GIVEN EXERCISE: Reproduce verbatim the stretch of rows from the beginning through the line containing "21, 1846, 27]", including both of those lines.

━━━━━ DATA FOR THIS TASK

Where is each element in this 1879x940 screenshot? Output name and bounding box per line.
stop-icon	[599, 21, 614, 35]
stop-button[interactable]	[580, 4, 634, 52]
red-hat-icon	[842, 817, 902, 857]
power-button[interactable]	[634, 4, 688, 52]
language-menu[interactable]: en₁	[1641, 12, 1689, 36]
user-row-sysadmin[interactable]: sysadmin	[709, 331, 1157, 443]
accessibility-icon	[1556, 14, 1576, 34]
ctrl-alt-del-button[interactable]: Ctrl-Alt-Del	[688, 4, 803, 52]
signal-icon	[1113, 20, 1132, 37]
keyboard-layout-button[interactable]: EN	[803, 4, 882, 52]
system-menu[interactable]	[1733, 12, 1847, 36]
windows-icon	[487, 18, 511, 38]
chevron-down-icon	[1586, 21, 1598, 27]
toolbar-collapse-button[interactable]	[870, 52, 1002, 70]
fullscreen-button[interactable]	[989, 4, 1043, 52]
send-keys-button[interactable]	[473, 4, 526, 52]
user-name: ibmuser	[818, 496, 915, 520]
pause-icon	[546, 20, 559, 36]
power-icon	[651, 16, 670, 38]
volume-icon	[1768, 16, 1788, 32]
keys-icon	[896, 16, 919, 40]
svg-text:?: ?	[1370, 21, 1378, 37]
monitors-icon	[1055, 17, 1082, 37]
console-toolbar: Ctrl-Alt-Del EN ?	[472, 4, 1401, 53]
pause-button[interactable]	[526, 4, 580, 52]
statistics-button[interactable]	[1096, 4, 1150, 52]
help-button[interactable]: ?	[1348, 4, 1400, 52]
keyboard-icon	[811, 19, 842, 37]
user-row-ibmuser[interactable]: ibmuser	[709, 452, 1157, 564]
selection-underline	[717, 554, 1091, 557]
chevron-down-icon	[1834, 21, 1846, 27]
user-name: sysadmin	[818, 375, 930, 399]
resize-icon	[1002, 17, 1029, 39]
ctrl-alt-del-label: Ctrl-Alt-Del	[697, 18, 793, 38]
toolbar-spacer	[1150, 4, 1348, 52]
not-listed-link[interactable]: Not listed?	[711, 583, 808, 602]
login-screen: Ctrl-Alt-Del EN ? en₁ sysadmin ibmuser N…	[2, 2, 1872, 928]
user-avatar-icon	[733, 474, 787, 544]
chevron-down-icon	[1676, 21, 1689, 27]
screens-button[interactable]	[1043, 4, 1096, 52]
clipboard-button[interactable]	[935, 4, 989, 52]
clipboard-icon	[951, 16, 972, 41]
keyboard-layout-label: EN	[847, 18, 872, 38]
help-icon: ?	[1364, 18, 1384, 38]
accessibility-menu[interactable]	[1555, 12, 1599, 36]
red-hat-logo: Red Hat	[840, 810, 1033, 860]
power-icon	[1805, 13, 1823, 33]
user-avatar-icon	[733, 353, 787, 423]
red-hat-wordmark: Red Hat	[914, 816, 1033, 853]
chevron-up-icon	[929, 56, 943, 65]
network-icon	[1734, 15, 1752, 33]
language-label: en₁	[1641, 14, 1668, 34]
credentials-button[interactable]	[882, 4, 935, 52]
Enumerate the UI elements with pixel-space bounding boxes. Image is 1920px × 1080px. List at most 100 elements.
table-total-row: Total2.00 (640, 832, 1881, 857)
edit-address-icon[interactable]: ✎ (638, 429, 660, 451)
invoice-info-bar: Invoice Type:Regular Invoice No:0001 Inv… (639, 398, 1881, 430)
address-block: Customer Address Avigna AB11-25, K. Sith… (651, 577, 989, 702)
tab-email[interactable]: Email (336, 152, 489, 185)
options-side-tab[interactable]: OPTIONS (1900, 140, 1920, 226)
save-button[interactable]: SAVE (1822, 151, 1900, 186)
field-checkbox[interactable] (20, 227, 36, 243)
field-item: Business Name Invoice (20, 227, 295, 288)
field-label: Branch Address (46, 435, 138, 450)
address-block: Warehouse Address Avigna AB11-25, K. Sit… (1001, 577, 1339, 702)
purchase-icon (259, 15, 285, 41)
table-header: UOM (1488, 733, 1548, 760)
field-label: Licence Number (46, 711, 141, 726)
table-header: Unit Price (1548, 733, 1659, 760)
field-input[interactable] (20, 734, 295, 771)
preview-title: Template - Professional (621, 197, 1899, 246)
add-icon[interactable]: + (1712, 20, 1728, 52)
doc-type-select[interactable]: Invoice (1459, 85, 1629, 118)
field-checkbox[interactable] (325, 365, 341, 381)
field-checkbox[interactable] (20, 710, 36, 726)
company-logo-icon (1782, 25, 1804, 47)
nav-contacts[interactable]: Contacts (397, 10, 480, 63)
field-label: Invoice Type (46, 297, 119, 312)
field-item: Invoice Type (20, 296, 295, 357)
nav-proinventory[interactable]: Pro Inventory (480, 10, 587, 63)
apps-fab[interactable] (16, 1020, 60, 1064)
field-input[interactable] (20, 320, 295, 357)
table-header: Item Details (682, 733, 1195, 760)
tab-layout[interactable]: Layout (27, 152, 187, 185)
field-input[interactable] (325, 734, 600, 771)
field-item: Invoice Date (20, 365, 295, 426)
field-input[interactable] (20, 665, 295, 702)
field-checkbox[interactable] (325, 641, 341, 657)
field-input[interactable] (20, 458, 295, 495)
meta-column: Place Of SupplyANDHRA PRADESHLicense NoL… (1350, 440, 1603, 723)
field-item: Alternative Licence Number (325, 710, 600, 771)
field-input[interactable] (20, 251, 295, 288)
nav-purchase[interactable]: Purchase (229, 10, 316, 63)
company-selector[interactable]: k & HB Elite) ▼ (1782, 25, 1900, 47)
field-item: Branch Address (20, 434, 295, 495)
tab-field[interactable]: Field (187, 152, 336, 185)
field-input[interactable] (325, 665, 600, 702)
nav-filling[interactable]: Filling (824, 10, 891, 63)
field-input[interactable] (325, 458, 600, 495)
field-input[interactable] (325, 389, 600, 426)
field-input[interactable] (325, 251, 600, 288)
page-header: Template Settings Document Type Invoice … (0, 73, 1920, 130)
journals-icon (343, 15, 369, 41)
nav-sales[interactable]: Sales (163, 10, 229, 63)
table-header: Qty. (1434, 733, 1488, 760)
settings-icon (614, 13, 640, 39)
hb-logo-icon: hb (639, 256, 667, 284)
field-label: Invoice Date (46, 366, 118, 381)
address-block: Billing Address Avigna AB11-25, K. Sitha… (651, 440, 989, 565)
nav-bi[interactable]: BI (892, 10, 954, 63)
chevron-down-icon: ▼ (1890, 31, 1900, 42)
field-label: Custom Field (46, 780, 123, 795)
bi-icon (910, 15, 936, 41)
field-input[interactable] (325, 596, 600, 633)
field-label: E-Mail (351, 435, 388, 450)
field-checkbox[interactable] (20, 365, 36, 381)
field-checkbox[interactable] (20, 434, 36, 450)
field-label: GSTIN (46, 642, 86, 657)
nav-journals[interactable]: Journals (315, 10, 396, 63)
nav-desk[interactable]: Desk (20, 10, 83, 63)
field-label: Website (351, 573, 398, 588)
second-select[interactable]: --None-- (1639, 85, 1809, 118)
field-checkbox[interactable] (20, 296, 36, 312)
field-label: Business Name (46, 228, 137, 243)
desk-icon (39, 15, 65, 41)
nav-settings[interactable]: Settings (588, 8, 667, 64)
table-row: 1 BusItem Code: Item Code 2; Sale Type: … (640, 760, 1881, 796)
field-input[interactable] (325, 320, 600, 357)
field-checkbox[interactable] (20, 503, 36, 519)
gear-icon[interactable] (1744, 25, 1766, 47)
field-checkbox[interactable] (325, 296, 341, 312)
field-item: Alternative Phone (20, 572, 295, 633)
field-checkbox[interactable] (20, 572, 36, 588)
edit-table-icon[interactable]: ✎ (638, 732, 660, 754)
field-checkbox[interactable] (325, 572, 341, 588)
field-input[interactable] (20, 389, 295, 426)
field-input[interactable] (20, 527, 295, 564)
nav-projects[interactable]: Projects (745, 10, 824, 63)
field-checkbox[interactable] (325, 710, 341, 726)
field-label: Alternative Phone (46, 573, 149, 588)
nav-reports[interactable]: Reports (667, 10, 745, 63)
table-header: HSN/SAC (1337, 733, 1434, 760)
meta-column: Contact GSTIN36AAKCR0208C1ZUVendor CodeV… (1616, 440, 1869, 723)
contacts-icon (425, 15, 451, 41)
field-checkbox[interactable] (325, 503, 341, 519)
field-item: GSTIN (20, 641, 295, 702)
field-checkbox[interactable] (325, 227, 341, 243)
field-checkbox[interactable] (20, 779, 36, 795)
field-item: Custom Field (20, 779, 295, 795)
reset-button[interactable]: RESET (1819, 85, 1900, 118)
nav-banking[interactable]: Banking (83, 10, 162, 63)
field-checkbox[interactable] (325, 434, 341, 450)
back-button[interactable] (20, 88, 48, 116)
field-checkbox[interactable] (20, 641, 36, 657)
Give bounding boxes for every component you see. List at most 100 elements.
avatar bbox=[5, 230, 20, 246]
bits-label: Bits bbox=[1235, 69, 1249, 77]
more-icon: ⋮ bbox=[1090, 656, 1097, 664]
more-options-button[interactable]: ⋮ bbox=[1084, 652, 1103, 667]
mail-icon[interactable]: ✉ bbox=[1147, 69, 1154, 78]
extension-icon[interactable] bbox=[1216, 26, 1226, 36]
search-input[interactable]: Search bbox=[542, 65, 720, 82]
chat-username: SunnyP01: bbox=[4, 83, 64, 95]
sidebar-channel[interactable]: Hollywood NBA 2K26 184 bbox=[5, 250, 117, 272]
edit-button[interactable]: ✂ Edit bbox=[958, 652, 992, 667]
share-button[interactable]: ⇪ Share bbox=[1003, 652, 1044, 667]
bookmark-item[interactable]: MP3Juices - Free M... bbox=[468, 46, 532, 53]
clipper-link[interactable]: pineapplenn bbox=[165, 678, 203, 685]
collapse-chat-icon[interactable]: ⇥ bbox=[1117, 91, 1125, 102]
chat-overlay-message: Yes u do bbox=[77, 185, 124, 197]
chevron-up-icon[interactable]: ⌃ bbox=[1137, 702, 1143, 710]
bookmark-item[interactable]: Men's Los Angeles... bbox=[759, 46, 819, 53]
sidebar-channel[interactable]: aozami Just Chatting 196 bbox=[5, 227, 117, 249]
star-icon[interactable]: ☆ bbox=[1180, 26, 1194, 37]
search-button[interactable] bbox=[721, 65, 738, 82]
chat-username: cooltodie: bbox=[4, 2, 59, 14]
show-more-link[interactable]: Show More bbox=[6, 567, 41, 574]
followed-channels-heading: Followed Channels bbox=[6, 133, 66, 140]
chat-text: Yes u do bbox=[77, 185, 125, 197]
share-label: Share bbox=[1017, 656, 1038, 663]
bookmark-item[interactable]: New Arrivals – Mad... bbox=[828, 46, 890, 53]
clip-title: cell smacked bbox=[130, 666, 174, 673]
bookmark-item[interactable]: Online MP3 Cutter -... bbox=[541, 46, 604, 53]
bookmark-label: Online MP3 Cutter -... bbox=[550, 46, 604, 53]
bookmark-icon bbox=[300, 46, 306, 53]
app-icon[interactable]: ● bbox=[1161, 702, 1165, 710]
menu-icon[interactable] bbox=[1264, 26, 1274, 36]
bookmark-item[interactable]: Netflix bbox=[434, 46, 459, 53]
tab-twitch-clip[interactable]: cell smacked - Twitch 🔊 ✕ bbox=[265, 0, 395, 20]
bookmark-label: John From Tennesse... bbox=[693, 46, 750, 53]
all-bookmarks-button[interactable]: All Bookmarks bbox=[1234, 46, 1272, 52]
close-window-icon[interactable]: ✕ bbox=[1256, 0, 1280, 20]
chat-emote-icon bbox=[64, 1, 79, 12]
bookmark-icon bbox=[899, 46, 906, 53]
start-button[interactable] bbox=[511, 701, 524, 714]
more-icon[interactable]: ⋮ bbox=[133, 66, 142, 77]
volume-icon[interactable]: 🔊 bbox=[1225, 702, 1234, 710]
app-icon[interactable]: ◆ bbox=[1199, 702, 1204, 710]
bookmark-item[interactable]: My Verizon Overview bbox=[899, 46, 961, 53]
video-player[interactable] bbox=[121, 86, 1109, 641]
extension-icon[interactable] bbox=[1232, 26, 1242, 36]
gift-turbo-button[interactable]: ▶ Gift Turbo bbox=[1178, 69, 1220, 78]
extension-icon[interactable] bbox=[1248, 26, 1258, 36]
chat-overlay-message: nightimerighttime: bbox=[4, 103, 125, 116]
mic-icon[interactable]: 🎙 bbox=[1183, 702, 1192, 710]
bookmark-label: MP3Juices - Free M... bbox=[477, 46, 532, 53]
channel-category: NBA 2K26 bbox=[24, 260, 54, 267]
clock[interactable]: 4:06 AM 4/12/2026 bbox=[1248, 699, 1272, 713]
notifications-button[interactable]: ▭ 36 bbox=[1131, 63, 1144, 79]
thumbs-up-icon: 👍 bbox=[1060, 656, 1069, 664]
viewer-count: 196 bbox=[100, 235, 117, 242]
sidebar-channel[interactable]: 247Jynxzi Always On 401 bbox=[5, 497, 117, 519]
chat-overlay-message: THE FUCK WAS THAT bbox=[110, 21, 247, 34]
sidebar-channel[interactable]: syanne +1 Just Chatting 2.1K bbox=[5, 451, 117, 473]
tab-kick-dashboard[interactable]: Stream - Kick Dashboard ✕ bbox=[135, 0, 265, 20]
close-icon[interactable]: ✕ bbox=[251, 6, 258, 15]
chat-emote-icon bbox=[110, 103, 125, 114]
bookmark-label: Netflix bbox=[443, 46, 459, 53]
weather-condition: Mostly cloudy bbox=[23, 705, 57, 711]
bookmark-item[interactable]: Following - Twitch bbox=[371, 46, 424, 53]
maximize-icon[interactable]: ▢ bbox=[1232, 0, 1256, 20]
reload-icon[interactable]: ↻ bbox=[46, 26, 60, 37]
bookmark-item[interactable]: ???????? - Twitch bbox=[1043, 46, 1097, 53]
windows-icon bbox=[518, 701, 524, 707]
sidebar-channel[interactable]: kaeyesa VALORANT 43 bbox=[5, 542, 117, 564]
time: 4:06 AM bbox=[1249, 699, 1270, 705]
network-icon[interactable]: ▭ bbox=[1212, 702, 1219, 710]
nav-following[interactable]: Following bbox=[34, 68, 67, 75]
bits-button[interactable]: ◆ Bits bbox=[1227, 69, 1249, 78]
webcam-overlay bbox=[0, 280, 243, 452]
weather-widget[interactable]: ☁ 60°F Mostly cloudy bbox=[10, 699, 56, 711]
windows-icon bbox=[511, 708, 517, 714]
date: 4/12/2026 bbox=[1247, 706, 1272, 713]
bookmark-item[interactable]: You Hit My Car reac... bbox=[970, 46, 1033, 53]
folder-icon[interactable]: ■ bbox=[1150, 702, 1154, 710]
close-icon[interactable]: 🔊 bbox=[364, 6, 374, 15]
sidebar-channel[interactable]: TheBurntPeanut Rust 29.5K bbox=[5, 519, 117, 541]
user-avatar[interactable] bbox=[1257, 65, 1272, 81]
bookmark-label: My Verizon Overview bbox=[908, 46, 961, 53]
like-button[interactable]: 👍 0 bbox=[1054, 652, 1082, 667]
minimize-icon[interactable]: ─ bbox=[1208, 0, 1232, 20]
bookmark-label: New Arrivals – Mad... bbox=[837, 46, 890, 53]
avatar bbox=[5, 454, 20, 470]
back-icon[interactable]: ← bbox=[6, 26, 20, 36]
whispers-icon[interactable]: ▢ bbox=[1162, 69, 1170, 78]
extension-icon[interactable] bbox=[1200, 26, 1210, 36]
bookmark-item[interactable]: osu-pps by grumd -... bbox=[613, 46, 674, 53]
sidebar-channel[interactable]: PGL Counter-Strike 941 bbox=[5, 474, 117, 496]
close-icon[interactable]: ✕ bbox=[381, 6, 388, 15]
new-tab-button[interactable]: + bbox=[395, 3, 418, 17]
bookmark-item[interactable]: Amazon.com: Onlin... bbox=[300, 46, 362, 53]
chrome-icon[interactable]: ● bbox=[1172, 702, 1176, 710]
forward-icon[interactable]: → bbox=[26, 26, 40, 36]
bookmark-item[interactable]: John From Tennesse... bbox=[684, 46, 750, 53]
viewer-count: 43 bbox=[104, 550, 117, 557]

━━━━━━━━━━

REPLY TO THE TASK:
Where is each element in this 1879x940 screenshot? Output name and bounding box per line.
stop-icon	[599, 21, 614, 35]
stop-button[interactable]	[580, 4, 634, 52]
red-hat-icon	[842, 817, 902, 857]
power-button[interactable]	[634, 4, 688, 52]
language-menu[interactable]: en₁	[1641, 12, 1689, 36]
user-row-sysadmin[interactable]: sysadmin	[709, 331, 1157, 443]
accessibility-icon	[1556, 14, 1576, 34]
ctrl-alt-del-button[interactable]: Ctrl-Alt-Del	[688, 4, 803, 52]
signal-icon	[1113, 20, 1132, 37]
keyboard-layout-button[interactable]: EN	[803, 4, 882, 52]
system-menu[interactable]	[1733, 12, 1847, 36]
windows-icon	[487, 18, 511, 38]
chevron-down-icon	[1586, 21, 1598, 27]
toolbar-collapse-button[interactable]	[870, 52, 1002, 70]
fullscreen-button[interactable]	[989, 4, 1043, 52]
send-keys-button[interactable]	[473, 4, 526, 52]
user-name: ibmuser	[818, 496, 915, 520]
pause-icon	[546, 20, 559, 36]
power-icon	[651, 16, 670, 38]
volume-icon	[1768, 16, 1788, 32]
keys-icon	[896, 16, 919, 40]
svg-text:?: ?	[1370, 21, 1378, 37]
monitors-icon	[1055, 17, 1082, 37]
console-toolbar: Ctrl-Alt-Del EN ?	[472, 4, 1401, 53]
pause-button[interactable]	[526, 4, 580, 52]
statistics-button[interactable]	[1096, 4, 1150, 52]
help-button[interactable]: ?	[1348, 4, 1400, 52]
keyboard-icon	[811, 19, 842, 37]
user-row-ibmuser[interactable]: ibmuser	[709, 452, 1157, 564]
selection-underline	[717, 554, 1091, 557]
chevron-down-icon	[1834, 21, 1846, 27]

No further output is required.